*SET PROBLEM:* Please say how many lines of the listing hold "ставки", with no other words in the answer.
## Begin
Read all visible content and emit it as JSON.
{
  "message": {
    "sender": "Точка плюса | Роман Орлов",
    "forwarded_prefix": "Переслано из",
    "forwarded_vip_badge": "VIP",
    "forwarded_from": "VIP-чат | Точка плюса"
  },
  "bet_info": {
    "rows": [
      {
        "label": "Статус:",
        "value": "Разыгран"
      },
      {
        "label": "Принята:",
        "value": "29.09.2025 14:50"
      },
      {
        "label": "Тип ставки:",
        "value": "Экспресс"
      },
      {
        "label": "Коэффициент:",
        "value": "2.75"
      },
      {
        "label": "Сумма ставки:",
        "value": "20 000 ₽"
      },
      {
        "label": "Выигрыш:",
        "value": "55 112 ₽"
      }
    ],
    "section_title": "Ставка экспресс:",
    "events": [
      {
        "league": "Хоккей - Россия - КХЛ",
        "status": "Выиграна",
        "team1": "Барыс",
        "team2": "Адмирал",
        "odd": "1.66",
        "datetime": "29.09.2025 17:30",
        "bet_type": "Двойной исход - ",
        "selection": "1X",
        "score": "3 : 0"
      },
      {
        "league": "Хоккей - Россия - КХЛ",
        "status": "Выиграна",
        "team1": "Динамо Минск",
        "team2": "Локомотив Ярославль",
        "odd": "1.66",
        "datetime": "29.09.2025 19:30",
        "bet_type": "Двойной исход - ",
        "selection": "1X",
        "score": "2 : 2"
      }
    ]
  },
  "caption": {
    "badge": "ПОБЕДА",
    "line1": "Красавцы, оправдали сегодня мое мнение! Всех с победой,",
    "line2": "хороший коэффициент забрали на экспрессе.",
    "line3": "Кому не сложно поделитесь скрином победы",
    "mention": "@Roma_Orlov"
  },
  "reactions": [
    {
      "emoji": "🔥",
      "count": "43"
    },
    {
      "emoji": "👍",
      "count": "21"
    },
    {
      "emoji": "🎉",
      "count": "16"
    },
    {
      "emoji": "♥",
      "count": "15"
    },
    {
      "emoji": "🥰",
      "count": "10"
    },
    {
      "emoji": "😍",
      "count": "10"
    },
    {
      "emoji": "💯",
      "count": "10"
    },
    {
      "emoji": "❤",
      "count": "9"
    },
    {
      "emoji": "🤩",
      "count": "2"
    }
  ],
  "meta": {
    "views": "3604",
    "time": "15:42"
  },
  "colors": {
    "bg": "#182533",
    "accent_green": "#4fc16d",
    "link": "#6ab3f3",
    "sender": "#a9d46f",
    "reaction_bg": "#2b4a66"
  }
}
## End
*RIGHT ANSWER:* 2